* [Set problem] Take every line from the material that has the word "Capacity" in it.

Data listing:
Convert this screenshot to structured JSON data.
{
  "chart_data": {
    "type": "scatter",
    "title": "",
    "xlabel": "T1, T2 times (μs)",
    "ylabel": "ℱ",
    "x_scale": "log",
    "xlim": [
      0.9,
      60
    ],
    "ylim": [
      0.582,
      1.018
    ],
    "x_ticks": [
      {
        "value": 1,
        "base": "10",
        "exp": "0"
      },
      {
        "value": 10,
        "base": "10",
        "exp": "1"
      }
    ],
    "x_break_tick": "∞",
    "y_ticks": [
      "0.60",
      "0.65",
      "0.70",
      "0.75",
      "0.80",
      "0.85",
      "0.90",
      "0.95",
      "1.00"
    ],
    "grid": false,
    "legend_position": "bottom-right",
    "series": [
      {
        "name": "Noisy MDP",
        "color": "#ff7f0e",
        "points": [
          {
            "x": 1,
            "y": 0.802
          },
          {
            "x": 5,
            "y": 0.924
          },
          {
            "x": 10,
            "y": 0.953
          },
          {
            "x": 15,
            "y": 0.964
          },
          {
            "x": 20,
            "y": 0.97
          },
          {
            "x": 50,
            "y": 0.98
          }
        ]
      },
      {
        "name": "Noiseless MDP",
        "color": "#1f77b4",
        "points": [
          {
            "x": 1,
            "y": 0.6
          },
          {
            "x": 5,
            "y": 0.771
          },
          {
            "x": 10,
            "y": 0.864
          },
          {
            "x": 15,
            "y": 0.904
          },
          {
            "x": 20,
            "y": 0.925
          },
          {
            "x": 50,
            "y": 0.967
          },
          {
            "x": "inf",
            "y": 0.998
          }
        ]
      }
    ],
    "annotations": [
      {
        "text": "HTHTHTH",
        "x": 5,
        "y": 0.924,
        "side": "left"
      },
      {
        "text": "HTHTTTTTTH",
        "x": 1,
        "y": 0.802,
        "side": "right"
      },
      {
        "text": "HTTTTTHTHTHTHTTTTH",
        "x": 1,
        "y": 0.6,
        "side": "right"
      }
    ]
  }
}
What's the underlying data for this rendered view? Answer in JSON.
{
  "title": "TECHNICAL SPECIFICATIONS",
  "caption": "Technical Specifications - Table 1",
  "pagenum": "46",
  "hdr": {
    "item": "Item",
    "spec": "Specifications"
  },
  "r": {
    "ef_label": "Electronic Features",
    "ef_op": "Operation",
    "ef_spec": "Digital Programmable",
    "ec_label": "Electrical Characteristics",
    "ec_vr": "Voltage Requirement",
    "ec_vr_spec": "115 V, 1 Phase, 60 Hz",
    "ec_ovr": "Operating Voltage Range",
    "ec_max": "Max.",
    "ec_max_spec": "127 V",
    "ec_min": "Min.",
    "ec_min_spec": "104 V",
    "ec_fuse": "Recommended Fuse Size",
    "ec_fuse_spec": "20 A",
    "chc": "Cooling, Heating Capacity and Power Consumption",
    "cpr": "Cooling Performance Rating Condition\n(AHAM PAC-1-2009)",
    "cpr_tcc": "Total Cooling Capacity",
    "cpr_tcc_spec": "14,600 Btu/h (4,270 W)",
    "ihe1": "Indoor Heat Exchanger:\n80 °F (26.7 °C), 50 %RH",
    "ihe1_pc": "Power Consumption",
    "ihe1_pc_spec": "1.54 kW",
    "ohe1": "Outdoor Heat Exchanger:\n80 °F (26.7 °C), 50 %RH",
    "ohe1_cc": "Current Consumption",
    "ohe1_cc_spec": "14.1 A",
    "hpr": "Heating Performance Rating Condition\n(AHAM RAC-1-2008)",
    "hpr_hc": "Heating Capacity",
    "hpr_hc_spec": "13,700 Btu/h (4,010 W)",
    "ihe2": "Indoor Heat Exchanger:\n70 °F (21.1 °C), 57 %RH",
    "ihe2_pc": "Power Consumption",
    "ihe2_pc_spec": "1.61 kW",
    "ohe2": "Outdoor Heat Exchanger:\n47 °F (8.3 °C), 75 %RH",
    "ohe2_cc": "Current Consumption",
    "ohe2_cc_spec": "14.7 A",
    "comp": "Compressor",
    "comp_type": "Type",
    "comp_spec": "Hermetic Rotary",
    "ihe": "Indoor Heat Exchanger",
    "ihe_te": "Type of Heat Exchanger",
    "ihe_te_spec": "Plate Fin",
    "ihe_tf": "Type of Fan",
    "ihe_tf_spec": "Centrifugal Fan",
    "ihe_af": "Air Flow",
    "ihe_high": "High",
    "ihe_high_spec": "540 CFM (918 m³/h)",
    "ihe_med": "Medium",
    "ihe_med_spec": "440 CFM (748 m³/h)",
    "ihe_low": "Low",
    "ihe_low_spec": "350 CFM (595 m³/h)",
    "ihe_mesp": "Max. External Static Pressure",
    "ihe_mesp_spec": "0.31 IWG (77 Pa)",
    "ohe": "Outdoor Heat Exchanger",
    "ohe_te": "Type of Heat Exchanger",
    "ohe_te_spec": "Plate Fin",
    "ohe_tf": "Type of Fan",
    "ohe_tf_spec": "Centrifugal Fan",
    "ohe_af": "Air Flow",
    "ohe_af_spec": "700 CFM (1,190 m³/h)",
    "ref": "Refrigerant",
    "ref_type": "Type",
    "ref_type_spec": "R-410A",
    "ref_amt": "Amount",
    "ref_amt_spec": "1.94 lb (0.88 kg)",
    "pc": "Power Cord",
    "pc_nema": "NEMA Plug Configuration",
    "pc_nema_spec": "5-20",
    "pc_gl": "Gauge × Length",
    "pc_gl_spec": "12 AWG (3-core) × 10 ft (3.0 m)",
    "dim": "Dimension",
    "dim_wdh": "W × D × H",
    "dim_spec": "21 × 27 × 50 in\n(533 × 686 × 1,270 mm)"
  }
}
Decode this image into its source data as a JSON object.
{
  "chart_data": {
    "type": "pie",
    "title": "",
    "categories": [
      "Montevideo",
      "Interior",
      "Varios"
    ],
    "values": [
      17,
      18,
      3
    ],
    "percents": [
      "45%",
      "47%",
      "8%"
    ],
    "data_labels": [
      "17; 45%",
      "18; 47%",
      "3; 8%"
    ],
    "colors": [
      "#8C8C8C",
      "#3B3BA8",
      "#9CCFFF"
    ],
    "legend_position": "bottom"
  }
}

* [Solution for this problem]
    "chc": "Cooling, Heating Capacity and Power Consumption",
    "cpr_tcc": "Total Cooling Capacity",
    "hpr_hc": "Heating Capacity",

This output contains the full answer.